## WRITTEN EXERCISE
List each line holding the string "times".

## SUPPLIED ENTRIES
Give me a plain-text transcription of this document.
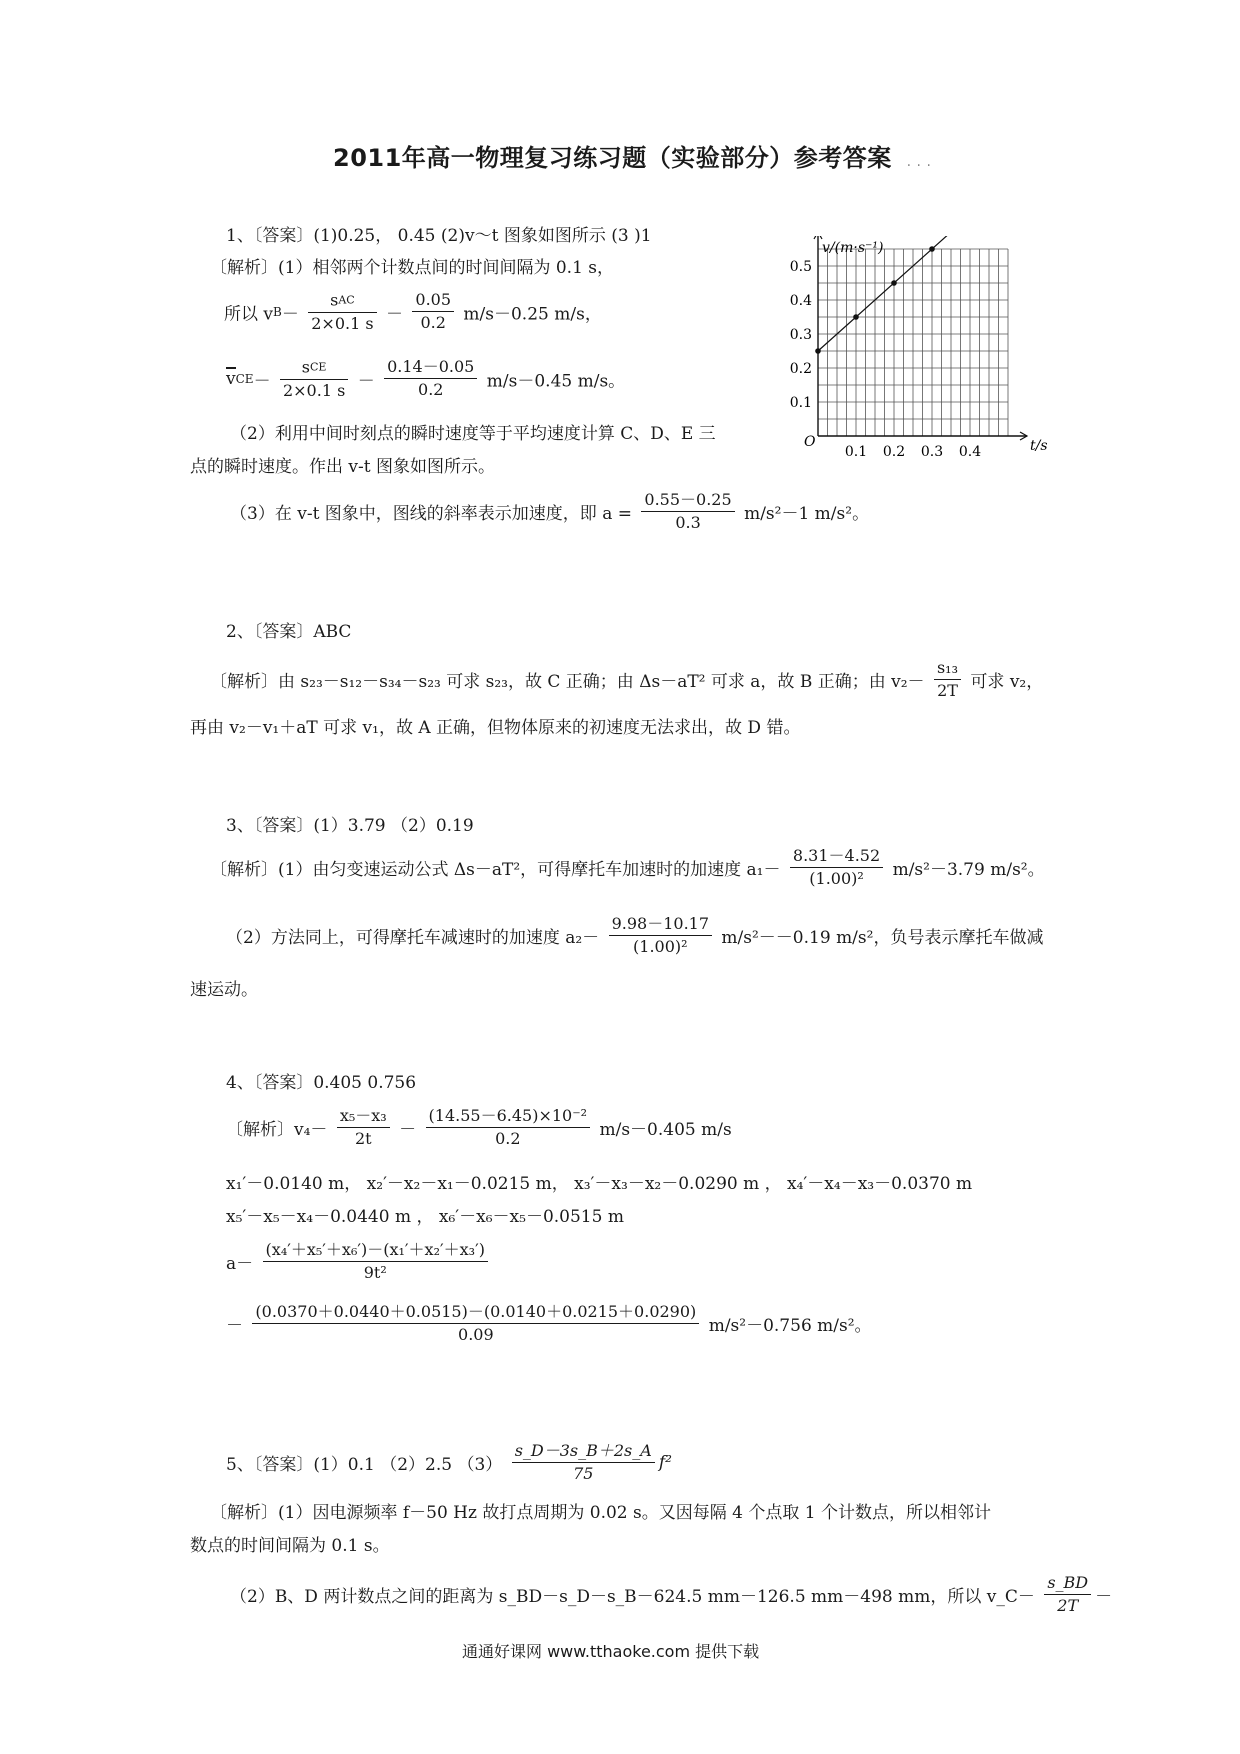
2011年高一物理复习练习题（实验部分）参考答案 . . .
1、〔答案〕(1)0.25， 0.45 (2)v～t 图象如图所示 (3 )1
〔解析〕(1）相邻两个计数点间的时间间隔为 0.1 s，
所以 $vB- \frac{\text{sAC}}{2\times 0.1 s} - \frac{0.05}{0.2} m/s-0.25$ m/s，
$vCE- \frac{\text{sCE}}{2\times 0.1 s} - \frac{0.14-0.05}{0.2} m/s-0.45$ m/s。
（2）利用中间时刻点的瞬时速度等于平均速度计算 C、D、E 三
点的瞬时速度。作出 v-t 图象如图所示。
（3）在 v-t 图象中，图线的斜率表示加速度，即 $a = \frac{0.55-0.25}{0.3} m/s^2-1$ m/s²。
0.1 0.2 0.3 0.4
0.1
0.2
0.3
0.4
0.5
v/(m·s⁻¹)
t/s
O
2、〔答案〕ABC
〔解析〕由 s₂₃－s₁₂－s₃₄－s₂₃ 可求 s₂₃，故 C 正确；由 Δs－aT² 可求 a，故 B 正确；由 $v_2- \frac{\text{s₁₃}}{2T}$ 可求 v₂，
再由 v₂－v₁＋aT 可求 v₁，故 A 正确，但物体原来的初速度无法求出，故 D 错。
3、〔答案〕(1）3.79 （2）0.19
〔解析〕(1）由匀变速运动公式 Δs－aT²，可得摩托车加速时的加速度 $a_1- \frac{8.31-4.52}{\text{(1.00)²}} m/s^2-3.79$ m/s²。
（2）方法同上，可得摩托车减速时的加速度 $a_2- \frac{9.98-10.17}{\text{(1.00)²}} m/s^2--0.19$ m/s²，负号表示摩托车做减
速运动。
4、〔答案〕0.405 0.756
〔解析〕$v_4- \frac{\text{x₅－x₃}}{2t} - \frac{\text{(14.55－6.45)×10⁻²}}{0.2} m/s-0.405$ m/s
x₁′－0.0140 m， x₂′－x₂－x₁－0.0215 m， x₃′－x₃－x₂－0.0290 m ， x₄′－x₄－x₃－0.0370 m
x₅′－x₅－x₄－0.0440 m ， x₆′－x₆－x₅－0.0515 m
$a- \frac{\text{(x₄′＋x₅′＋x₆′)－(x₁′＋x₂′＋x₃′)}}{\text{9t²}}$
－ $\frac{(0.0370+0.0440+0.0515)-(0.0140+0.0215+0.0290)}{0.09} m/s^2-0.756$ m/s²。
5、〔答案〕(1）0.1 （2）2.5 $(3) \frac{s\_D-3s\_B+2s\_A}{75} f^2$
〔解析〕(1）因电源频率 f－50 Hz 故打点周期为 0.02 s。又因每隔 4 个点取 1 个计数点，所以相邻计
数点的时间间隔为 0.1 s。
（2）B、D 两计数点之间的距离为 s_BD－s_D－s_B－624.5 mm－126.5 mm－498 mm，所以 v_C－ $\frac{s\_BD}{2T}$ －
通通好课网 www.tthaoke.com 提供下载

## RESULT OF THIS EXERCISE
所以 $vB- \frac{\text{sAC}}{2\times 0.1 s} - \frac{0.05}{0.2} m/s-0.25$ m/s，
$vCE- \frac{\text{sCE}}{2\times 0.1 s} - \frac{0.14-0.05}{0.2} m/s-0.45$ m/s。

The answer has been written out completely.